* _INFORMATION PROVIDED_
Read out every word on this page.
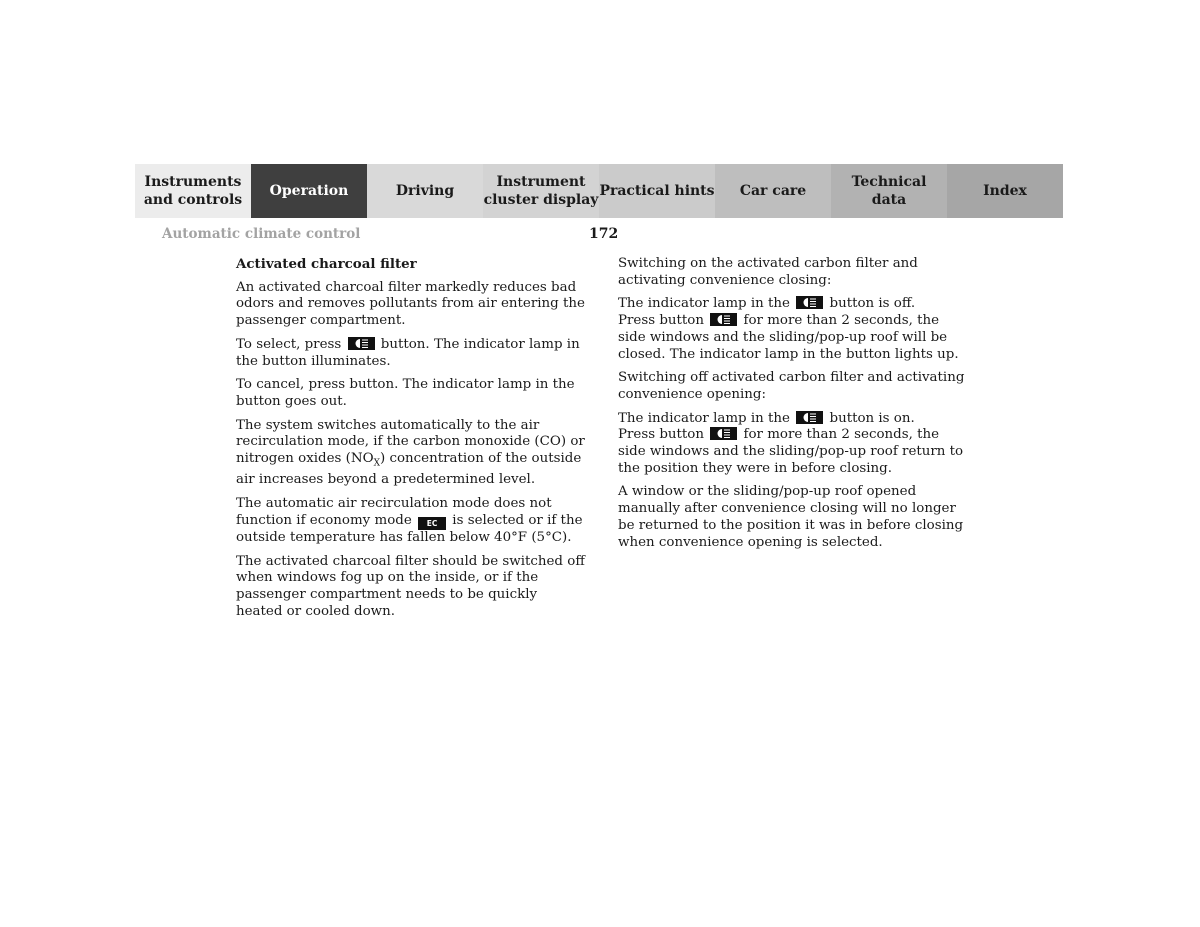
Instruments
and controls
Operation	Driving
Instrument
cluster display
Practical hints Car care
Technical
data
Index
Automatic climate control	172
Activated charcoal filter

An activated charcoal filter markedly reduces bad odors and removes pollutants from air entering the passenger compartment.

To select, press	button. The indicator lamp in the button illuminates.

To cancel, press button. The indicator lamp in the button goes out.

The system switches automatically to the air recirculation mode, if the carbon monoxide (CO) or nitrogen oxides $(NO_X)$ concentration of the outside air increases beyond a predetermined level.

The automatic air recirculation mode does not function if economy mode EC is selected or if the outside temperature has fallen below 40°F (5°C).

The activated charcoal filter should be switched off when windows fog up on the inside, or if the passenger compartment needs to be quickly heated or cooled down.

Switching on the activated carbon filter and activating convenience closing:

The indicator lamp in the	button is off.
Press button	for more than 2 seconds, the side windows and the sliding/pop-up roof will be closed. The indicator lamp in the button lights up.

Switching off activated carbon filter and activating convenience opening:

The indicator lamp in the	button is on.
Press button	for more than 2 seconds, the side windows and the sliding/pop-up roof return to the position they were in before closing.

A window or the sliding/pop-up roof opened manually after convenience closing will no longer be returned to the position it was in before closing when convenience opening is selected.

* _WHAT IS REQUIRED_
Search the entries for the word "opening" and pick out every line that holds it.

* _WORKED ANSWER_
Switching off activated carbon filter and activating convenience opening:
A window or the sliding/pop-up roof opened manually after convenience closing will no longer be returned to the position it was in before closing when convenience opening is selected.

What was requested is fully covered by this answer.